*Records to process*.
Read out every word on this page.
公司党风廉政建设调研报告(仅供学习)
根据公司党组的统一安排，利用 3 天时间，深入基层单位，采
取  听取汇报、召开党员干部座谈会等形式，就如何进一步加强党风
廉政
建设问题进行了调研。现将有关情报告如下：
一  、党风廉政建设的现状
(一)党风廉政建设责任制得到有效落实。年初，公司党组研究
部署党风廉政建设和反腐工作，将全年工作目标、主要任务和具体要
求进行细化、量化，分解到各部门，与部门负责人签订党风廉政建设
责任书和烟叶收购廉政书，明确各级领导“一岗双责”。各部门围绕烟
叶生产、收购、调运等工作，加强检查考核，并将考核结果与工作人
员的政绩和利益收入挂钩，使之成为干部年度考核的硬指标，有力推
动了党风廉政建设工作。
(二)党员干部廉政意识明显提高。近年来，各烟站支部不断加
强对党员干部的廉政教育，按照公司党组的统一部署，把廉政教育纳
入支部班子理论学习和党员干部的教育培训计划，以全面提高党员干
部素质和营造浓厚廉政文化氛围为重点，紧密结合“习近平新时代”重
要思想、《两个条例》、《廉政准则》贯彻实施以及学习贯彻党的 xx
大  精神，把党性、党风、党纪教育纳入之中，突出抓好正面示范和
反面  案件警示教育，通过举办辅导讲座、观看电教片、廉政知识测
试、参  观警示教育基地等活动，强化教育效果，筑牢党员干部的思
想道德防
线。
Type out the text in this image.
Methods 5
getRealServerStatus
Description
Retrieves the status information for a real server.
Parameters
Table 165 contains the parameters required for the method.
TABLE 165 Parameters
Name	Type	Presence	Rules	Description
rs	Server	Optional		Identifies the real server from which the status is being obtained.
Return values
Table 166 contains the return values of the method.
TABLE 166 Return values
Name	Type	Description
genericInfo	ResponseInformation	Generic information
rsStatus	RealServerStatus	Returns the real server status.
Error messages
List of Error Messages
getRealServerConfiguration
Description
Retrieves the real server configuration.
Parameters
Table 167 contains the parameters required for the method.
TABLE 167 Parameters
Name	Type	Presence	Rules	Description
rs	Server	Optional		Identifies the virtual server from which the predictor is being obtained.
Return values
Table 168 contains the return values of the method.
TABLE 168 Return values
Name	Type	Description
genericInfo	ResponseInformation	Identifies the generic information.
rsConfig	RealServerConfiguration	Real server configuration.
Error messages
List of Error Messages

*Goal*. The records above must be output exactly, in full.

*Full output*.
Read out every word on this page.
公司党风廉政建设调研报告(仅供学习)
根据公司党组的统一安排，利用 3 天时间，深入基层单位，采
取  听取汇报、召开党员干部座谈会等形式，就如何进一步加强党风
廉政
建设问题进行了调研。现将有关情报告如下：
一  、党风廉政建设的现状
(一)党风廉政建设责任制得到有效落实。年初，公司党组研究
部署党风廉政建设和反腐工作，将全年工作目标、主要任务和具体要
求进行细化、量化，分解到各部门，与部门负责人签订党风廉政建设
责任书和烟叶收购廉政书，明确各级领导“一岗双责”。各部门围绕烟
叶生产、收购、调运等工作，加强检查考核，并将考核结果与工作人
员的政绩和利益收入挂钩，使之成为干部年度考核的硬指标，有力推
动了党风廉政建设工作。
(二)党员干部廉政意识明显提高。近年来，各烟站支部不断加
强对党员干部的廉政教育，按照公司党组的统一部署，把廉政教育纳
入支部班子理论学习和党员干部的教育培训计划，以全面提高党员干
部素质和营造浓厚廉政文化氛围为重点，紧密结合“习近平新时代”重
要思想、《两个条例》、《廉政准则》贯彻实施以及学习贯彻党的 xx
大  精神，把党性、党风、党纪教育纳入之中，突出抓好正面示范和
反面  案件警示教育，通过举办辅导讲座、观看电教片、廉政知识测
试、参  观警示教育基地等活动，强化教育效果，筑牢党员干部的思
想道德防
线。
Type out the text in this image.
Methods 5
getRealServerStatus
Description
Retrieves the status information for a real server.
Parameters
Table 165 contains the parameters required for the method.
TABLE 165 Parameters
Name	Type	Presence	Rules	Description
rs	Server	Optional		Identifies the real server from which the status is being obtained.
Return values
Table 166 contains the return values of the method.
TABLE 166 Return values
Name	Type	Description
genericInfo	ResponseInformation	Generic information
rsStatus	RealServerStatus	Returns the real server status.
Error messages
List of Error Messages
getRealServerConfiguration
Description
Retrieves the real server configuration.
Parameters
Table 167 contains the parameters required for the method.
TABLE 167 Parameters
Name	Type	Presence	Rules	Description
rs	Server	Optional		Identifies the virtual server from which the predictor is being obtained.
Return values
Table 168 contains the return values of the method.
TABLE 168 Return values
Name	Type	Description
genericInfo	ResponseInformation	Identifies the generic information.
rsConfig	RealServerConfiguration	Real server configuration.
Error messages
List of Error Messages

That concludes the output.